> **Work instructions**: Below you will find a set of lines. Repeat them all exactly.

Extracts from a graphics dataset
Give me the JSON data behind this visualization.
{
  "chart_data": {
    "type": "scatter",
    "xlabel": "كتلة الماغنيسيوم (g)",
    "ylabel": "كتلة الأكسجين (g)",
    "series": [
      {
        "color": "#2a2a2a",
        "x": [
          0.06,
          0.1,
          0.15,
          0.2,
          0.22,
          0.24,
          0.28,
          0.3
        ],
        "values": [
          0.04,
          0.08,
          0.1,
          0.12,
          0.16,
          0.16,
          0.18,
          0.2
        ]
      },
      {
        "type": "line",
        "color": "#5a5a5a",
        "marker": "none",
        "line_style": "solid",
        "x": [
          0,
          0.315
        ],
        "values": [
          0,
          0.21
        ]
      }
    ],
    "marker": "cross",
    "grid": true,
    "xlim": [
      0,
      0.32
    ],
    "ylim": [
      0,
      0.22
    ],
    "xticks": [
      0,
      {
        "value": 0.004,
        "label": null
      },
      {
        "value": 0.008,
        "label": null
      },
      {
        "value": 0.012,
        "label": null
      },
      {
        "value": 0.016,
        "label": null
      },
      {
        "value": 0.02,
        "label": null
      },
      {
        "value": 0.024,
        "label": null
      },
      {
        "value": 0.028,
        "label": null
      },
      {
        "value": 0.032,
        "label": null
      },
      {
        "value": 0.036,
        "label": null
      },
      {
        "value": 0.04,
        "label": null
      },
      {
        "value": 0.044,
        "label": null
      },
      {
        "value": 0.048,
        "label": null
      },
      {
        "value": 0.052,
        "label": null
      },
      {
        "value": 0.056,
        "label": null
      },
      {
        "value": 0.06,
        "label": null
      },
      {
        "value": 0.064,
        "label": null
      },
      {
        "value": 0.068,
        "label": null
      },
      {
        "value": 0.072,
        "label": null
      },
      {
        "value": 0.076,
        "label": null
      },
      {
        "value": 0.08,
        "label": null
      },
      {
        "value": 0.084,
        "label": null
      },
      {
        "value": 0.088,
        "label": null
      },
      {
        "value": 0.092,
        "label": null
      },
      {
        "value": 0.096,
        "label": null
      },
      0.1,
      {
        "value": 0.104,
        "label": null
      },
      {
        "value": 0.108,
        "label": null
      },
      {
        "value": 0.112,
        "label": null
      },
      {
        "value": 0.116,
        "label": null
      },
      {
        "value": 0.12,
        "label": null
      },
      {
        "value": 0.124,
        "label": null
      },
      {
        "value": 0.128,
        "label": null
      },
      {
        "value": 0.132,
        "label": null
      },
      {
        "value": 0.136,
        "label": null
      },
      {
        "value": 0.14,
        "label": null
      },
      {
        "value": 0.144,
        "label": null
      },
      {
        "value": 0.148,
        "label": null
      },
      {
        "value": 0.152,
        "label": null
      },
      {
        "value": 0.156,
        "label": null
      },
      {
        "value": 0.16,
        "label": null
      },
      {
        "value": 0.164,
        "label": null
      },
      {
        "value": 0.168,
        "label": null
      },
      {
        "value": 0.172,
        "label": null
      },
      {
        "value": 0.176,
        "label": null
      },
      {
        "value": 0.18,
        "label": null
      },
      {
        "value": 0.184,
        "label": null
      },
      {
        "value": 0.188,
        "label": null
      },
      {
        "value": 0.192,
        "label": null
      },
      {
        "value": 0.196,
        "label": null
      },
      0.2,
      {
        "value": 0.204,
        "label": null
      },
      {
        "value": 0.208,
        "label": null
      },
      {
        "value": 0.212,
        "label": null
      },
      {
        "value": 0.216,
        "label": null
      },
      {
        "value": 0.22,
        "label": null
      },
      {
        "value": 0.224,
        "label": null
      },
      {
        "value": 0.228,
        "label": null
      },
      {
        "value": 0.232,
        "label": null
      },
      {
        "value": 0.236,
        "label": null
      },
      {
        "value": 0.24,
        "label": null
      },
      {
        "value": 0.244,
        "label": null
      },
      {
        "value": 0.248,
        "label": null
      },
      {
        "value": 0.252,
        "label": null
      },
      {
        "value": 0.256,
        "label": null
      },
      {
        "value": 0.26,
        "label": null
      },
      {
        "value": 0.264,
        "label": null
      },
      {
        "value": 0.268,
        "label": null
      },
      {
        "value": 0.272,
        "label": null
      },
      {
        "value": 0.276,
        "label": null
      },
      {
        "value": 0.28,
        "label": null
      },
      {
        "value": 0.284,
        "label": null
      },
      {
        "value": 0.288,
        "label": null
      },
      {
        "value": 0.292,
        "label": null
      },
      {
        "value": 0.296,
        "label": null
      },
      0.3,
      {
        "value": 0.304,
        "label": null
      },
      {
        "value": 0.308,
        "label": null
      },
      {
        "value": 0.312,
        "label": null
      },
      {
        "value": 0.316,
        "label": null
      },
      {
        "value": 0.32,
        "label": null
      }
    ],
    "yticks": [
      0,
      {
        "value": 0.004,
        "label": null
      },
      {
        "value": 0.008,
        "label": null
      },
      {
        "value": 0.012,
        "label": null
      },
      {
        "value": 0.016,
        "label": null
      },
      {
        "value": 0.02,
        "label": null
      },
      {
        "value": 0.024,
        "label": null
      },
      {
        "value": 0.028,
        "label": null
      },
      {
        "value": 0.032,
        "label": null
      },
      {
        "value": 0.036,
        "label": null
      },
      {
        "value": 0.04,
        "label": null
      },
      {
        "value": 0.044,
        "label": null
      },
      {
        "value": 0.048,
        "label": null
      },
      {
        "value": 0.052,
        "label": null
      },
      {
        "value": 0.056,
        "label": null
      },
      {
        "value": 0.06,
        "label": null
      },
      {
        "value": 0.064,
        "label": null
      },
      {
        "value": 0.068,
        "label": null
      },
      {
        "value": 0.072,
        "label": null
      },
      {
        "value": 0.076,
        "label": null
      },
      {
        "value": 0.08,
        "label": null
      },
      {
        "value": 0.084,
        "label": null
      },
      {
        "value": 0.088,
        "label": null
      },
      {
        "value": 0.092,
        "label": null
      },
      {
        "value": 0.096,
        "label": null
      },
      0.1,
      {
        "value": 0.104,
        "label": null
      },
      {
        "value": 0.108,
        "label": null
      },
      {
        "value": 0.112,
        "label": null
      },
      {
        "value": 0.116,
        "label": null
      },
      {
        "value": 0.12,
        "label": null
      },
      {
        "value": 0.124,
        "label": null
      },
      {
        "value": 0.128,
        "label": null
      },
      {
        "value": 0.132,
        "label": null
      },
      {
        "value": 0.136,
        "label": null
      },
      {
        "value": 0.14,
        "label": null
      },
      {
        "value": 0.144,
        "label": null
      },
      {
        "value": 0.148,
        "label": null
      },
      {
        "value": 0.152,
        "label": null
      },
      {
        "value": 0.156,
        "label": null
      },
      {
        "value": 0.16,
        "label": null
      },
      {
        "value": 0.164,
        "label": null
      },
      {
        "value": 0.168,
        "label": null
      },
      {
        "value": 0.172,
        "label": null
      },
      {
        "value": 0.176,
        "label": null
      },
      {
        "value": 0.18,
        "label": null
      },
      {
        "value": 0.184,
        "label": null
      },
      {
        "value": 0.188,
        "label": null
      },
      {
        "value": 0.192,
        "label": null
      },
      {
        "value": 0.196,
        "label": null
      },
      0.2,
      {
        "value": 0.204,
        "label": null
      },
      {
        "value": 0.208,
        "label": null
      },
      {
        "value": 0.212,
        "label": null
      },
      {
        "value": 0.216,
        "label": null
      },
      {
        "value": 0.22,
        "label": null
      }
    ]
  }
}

> **Full output**:
Give me the JSON data behind this visualization.
{
  "chart_data": {
    "type": "scatter",
    "xlabel": "كتلة الماغنيسيوم (g)",
    "ylabel": "كتلة الأكسجين (g)",
    "series": [
      {
        "color": "#2a2a2a",
        "x": [
          0.06,
          0.1,
          0.15,
          0.2,
          0.22,
          0.24,
          0.28,
          0.3
        ],
        "values": [
          0.04,
          0.08,
          0.1,
          0.12,
          0.16,
          0.16,
          0.18,
          0.2
        ]
      },
      {
        "type": "line",
        "color": "#5a5a5a",
        "marker": "none",
        "line_style": "solid",
        "x": [
          0,
          0.315
        ],
        "values": [
          0,
          0.21
        ]
      }
    ],
    "marker": "cross",
    "grid": true,
    "xlim": [
      0,
      0.32
    ],
    "ylim": [
      0,
      0.22
    ],
    "xticks": [
      0,
      {
        "value": 0.004,
        "label": null
      },
      {
        "value": 0.008,
        "label": null
      },
      {
        "value": 0.012,
        "label": null
      },
      {
        "value": 0.016,
        "label": null
      },
      {
        "value": 0.02,
        "label": null
      },
      {
        "value": 0.024,
        "label": null
      },
      {
        "value": 0.028,
        "label": null
      },
      {
        "value": 0.032,
        "label": null
      },
      {
        "value": 0.036,
        "label": null
      },
      {
        "value": 0.04,
        "label": null
      },
      {
        "value": 0.044,
        "label": null
      },
      {
        "value": 0.048,
        "label": null
      },
      {
        "value": 0.052,
        "label": null
      },
      {
        "value": 0.056,
        "label": null
      },
      {
        "value": 0.06,
        "label": null
      },
      {
        "value": 0.064,
        "label": null
      },
      {
        "value": 0.068,
        "label": null
      },
      {
        "value": 0.072,
        "label": null
      },
      {
        "value": 0.076,
        "label": null
      },
      {
        "value": 0.08,
        "label": null
      },
      {
        "value": 0.084,
        "label": null
      },
      {
        "value": 0.088,
        "label": null
      },
      {
        "value": 0.092,
        "label": null
      },
      {
        "value": 0.096,
        "label": null
      },
      0.1,
      {
        "value": 0.104,
        "label": null
      },
      {
        "value": 0.108,
        "label": null
      },
      {
        "value": 0.112,
        "label": null
      },
      {
        "value": 0.116,
        "label": null
      },
      {
        "value": 0.12,
        "label": null
      },
      {
        "value": 0.124,
        "label": null
      },
      {
        "value": 0.128,
        "label": null
      },
      {
        "value": 0.132,
        "label": null
      },
      {
        "value": 0.136,
        "label": null
      },
      {
        "value": 0.14,
        "label": null
      },
      {
        "value": 0.144,
        "label": null
      },
      {
        "value": 0.148,
        "label": null
      },
      {
        "value": 0.152,
        "label": null
      },
      {
        "value": 0.156,
        "label": null
      },
      {
        "value": 0.16,
        "label": null
      },
      {
        "value": 0.164,
        "label": null
      },
      {
        "value": 0.168,
        "label": null
      },
      {
        "value": 0.172,
        "label": null
      },
      {
        "value": 0.176,
        "label": null
      },
      {
        "value": 0.18,
        "label": null
      },
      {
        "value": 0.184,
        "label": null
      },
      {
        "value": 0.188,
        "label": null
      },
      {
        "value": 0.192,
        "label": null
      },
      {
        "value": 0.196,
        "label": null
      },
      0.2,
      {
        "value": 0.204,
        "label": null
      },
      {
        "value": 0.208,
        "label": null
      },
      {
        "value": 0.212,
        "label": null
      },
      {
        "value": 0.216,
        "label": null
      },
      {
        "value": 0.22,
        "label": null
      },
      {
        "value": 0.224,
        "label": null
      },
      {
        "value": 0.228,
        "label": null
      },
      {
        "value": 0.232,
        "label": null
      },
      {
        "value": 0.236,
        "label": null
      },
      {
        "value": 0.24,
        "label": null
      },
      {
        "value": 0.244,
        "label": null
      },
      {
        "value": 0.248,
        "label": null
      },
      {
        "value": 0.252,
        "label": null
      },
      {
        "value": 0.256,
        "label": null
      },
      {
        "value": 0.26,
        "label": null
      },
      {
        "value": 0.264,
        "label": null
      },
      {
        "value": 0.268,
        "label": null
      },
      {
        "value": 0.272,
        "label": null
      },
      {
        "value": 0.276,
        "label": null
      },
      {
        "value": 0.28,
        "label": null
      },
      {
        "value": 0.284,
        "label": null
      },
      {
        "value": 0.288,
        "label": null
      },
      {
        "value": 0.292,
        "label": null
      },
      {
        "value": 0.296,
        "label": null
      },
      0.3,
      {
        "value": 0.304,
        "label": null
      },
      {
        "value": 0.308,
        "label": null
      },
      {
        "value": 0.312,
        "label": null
      },
      {
        "value": 0.316,
        "label": null
      },
      {
        "value": 0.32,
        "label": null
      }
    ],
    "yticks": [
      0,
      {
        "value": 0.004,
        "label": null
      },
      {
        "value": 0.008,
        "label": null
      },
      {
        "value": 0.012,
        "label": null
      },
      {
        "value": 0.016,
        "label": null
      },
      {
        "value": 0.02,
        "label": null
      },
      {
        "value": 0.024,
        "label": null
      },
      {
        "value": 0.028,
        "label": null
      },
      {
        "value": 0.032,
        "label": null
      },
      {
        "value": 0.036,
        "label": null
      },
      {
        "value": 0.04,
        "label": null
      },
      {
        "value": 0.044,
        "label": null
      },
      {
        "value": 0.048,
        "label": null
      },
      {
        "value": 0.052,
        "label": null
      },
      {
        "value": 0.056,
        "label": null
      },
      {
        "value": 0.06,
        "label": null
      },
      {
        "value": 0.064,
        "label": null
      },
      {
        "value": 0.068,
        "label": null
      },
      {
        "value": 0.072,
        "label": null
      },
      {
        "value": 0.076,
        "label": null
      },
      {
        "value": 0.08,
        "label": null
      },
      {
        "value": 0.084,
        "label": null
      },
      {
        "value": 0.088,
        "label": null
      },
      {
        "value": 0.092,
        "label": null
      },
      {
        "value": 0.096,
        "label": null
      },
      0.1,
      {
        "value": 0.104,
        "label": null
      },
      {
        "value": 0.108,
        "label": null
      },
      {
        "value": 0.112,
        "label": null
      },
      {
        "value": 0.116,
        "label": null
      },
      {
        "value": 0.12,
        "label": null
      },
      {
        "value": 0.124,
        "label": null
      },
      {
        "value": 0.128,
        "label": null
      },
      {
        "value": 0.132,
        "label": null
      },
      {
        "value": 0.136,
        "label": null
      },
      {
        "value": 0.14,
        "label": null
      },
      {
        "value": 0.144,
        "label": null
      },
      {
        "value": 0.148,
        "label": null
      },
      {
        "value": 0.152,
        "label": null
      },
      {
        "value": 0.156,
        "label": null
      },
      {
        "value": 0.16,
        "label": null
      },
      {
        "value": 0.164,
        "label": null
      },
      {
        "value": 0.168,
        "label": null
      },
      {
        "value": 0.172,
        "label": null
      },
      {
        "value": 0.176,
        "label": null
      },
      {
        "value": 0.18,
        "label": null
      },
      {
        "value": 0.184,
        "label": null
      },
      {
        "value": 0.188,
        "label": null
      },
      {
        "value": 0.192,
        "label": null
      },
      {
        "value": 0.196,
        "label": null
      },
      0.2,
      {
        "value": 0.204,
        "label": null
      },
      {
        "value": 0.208,
        "label": null
      },
      {
        "value": 0.212,
        "label": null
      },
      {
        "value": 0.216,
        "label": null
      },
      {
        "value": 0.22,
        "label": null
      }
    ]
  }
}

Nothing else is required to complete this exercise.